→ EXERCISE: Search the records for "ylabel" and copy each line that holds it.

━━━ SUPPLIED RECORDS ━━━

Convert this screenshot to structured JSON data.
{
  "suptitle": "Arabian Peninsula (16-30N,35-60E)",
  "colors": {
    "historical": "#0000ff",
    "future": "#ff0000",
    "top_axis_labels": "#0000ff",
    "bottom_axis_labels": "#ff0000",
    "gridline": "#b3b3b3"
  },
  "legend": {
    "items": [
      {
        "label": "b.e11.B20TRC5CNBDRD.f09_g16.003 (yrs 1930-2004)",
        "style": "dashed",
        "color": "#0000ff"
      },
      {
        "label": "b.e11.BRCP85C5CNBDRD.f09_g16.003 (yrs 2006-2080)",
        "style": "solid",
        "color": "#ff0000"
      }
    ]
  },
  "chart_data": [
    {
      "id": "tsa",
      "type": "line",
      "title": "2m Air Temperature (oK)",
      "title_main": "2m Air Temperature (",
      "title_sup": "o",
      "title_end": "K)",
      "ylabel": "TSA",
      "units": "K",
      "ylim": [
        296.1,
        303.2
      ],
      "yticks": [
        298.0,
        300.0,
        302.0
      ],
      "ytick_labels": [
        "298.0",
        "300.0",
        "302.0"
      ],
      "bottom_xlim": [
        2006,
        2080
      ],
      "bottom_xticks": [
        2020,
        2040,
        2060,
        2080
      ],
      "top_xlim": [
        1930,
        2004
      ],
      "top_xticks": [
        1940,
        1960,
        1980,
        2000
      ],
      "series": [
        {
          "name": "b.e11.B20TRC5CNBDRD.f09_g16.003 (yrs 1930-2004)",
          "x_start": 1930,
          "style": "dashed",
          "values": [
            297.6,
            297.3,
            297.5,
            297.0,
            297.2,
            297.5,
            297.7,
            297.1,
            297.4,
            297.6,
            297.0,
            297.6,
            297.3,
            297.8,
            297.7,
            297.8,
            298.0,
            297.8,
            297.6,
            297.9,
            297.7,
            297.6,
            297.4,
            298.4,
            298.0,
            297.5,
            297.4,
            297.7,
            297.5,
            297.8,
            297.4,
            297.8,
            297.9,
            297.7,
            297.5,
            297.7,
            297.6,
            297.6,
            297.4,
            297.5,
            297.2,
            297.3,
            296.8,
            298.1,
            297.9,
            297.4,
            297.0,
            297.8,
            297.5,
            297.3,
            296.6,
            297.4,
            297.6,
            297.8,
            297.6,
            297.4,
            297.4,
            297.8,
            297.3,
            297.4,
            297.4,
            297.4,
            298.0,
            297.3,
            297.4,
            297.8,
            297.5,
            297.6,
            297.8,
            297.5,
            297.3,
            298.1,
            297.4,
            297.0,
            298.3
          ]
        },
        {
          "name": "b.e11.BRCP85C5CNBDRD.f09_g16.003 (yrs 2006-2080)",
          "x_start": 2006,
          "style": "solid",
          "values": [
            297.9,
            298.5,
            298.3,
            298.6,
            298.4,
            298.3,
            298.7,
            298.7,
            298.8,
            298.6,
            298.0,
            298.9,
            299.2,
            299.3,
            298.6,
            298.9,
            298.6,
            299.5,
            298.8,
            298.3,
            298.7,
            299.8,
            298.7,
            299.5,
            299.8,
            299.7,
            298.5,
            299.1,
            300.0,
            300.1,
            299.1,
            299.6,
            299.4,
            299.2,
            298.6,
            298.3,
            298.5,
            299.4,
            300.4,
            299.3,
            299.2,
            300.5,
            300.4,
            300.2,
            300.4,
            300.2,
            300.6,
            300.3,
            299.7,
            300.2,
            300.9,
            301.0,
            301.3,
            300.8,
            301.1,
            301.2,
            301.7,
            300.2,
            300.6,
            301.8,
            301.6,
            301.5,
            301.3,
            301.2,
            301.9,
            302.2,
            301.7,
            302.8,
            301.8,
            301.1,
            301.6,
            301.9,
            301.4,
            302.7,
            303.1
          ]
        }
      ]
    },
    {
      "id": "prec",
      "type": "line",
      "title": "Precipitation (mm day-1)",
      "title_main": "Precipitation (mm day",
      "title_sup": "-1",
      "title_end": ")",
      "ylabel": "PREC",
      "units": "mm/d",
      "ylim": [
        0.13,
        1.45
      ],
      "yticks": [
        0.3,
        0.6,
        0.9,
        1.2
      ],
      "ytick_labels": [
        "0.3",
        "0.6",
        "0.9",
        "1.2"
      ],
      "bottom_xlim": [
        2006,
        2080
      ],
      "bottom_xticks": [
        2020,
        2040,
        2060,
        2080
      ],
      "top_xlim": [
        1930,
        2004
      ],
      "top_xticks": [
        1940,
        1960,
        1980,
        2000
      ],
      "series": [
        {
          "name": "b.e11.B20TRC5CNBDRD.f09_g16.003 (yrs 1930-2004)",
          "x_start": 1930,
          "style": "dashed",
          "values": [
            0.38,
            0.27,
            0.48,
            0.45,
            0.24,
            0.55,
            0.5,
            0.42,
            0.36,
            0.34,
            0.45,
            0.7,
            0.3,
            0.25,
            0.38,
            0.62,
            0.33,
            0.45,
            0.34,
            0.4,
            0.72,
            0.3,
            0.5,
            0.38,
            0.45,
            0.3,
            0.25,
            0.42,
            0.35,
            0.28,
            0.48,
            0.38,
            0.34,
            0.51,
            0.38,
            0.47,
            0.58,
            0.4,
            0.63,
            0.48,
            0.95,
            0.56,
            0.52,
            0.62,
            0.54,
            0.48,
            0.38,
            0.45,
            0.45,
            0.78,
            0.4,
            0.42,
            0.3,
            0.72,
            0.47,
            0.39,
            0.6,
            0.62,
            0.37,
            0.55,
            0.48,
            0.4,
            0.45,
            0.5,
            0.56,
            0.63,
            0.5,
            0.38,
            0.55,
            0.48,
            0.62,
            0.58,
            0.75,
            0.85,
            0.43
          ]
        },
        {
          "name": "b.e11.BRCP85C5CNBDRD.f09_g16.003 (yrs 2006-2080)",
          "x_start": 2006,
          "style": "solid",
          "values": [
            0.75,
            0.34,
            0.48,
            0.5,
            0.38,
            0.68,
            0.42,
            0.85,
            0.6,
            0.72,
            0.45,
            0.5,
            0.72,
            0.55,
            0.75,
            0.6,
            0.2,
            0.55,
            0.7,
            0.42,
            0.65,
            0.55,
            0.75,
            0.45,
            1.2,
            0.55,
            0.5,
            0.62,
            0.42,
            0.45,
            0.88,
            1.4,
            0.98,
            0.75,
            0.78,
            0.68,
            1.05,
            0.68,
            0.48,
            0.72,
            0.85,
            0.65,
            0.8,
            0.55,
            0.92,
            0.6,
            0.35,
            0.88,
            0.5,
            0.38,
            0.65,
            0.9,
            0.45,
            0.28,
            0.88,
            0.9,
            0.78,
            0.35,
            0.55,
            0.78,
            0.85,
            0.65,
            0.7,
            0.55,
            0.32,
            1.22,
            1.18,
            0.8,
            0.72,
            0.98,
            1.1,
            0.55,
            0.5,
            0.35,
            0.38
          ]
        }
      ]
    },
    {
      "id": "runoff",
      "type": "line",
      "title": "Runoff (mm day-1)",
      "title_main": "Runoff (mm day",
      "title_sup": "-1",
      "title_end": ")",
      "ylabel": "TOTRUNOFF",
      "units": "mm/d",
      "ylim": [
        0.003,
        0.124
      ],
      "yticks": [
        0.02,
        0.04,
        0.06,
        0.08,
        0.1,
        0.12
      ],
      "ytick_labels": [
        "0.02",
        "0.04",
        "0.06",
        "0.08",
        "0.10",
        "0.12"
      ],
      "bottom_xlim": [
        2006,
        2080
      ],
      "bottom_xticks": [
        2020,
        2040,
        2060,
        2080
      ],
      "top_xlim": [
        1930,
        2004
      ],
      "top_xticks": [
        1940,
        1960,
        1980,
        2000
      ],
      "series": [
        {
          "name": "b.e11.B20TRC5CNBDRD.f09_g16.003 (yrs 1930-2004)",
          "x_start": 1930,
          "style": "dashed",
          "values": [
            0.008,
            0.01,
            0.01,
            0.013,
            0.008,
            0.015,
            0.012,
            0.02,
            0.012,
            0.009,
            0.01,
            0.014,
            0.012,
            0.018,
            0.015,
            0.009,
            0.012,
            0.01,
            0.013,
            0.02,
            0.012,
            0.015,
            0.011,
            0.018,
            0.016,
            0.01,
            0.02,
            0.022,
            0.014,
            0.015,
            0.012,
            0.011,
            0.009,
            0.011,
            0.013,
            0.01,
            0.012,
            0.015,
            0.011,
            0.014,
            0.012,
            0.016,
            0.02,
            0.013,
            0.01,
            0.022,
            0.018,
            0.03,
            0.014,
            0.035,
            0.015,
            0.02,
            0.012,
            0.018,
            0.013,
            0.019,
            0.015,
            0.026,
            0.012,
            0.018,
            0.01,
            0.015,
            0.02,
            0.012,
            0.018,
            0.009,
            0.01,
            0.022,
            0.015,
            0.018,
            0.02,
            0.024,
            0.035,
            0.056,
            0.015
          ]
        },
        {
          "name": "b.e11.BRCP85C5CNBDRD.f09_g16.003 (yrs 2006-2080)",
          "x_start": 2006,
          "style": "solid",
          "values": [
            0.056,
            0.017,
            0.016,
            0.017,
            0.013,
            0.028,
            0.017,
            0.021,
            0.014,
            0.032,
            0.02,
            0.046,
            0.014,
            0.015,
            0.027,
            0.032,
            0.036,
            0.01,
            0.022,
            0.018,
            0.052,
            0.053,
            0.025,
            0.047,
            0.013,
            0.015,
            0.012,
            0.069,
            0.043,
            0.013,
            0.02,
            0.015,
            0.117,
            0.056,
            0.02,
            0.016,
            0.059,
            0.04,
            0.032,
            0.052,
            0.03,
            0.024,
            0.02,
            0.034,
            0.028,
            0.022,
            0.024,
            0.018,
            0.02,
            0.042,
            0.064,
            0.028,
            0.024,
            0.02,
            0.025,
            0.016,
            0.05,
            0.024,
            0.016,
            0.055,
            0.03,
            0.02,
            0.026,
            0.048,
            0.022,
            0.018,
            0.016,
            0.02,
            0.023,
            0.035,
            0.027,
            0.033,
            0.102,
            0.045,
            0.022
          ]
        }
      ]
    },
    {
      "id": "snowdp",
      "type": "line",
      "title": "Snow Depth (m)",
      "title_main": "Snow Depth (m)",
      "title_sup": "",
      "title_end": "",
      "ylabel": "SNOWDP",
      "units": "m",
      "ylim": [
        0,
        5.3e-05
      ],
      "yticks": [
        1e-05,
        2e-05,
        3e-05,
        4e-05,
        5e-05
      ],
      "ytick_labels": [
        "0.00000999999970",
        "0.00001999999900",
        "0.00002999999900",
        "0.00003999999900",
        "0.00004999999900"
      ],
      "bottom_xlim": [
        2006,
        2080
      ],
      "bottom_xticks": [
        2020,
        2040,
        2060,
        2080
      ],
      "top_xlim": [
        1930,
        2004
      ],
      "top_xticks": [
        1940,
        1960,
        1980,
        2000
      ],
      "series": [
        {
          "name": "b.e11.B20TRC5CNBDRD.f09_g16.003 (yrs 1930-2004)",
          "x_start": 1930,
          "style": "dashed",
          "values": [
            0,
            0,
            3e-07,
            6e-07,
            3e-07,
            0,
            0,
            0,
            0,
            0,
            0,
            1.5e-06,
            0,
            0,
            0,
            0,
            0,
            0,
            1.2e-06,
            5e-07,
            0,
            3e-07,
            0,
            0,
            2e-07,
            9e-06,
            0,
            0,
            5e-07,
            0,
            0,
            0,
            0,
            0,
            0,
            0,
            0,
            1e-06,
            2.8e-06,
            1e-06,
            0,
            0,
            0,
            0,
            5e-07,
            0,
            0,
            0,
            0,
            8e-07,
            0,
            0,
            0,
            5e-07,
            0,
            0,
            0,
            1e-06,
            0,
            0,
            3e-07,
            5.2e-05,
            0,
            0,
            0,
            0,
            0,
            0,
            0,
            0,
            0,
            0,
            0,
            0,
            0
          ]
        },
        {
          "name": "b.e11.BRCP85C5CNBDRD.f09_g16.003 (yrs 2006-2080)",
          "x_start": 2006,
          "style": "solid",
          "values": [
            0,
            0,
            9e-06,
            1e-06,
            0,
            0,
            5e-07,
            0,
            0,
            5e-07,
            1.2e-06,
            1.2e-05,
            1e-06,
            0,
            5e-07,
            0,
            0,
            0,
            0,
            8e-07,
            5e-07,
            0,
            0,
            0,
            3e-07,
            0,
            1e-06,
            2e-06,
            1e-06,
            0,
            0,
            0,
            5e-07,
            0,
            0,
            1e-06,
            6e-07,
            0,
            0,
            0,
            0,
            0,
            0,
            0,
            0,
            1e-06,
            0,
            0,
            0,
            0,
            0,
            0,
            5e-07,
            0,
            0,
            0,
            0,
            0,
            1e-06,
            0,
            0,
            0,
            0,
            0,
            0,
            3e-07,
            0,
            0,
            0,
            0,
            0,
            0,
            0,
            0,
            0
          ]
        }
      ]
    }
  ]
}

━━━

→ ANSWER FOR THE TASK:
      "ylabel": "TSA",
      "ylabel": "PREC",
      "ylabel": "TOTRUNOFF",
      "ylabel": "SNOWDP",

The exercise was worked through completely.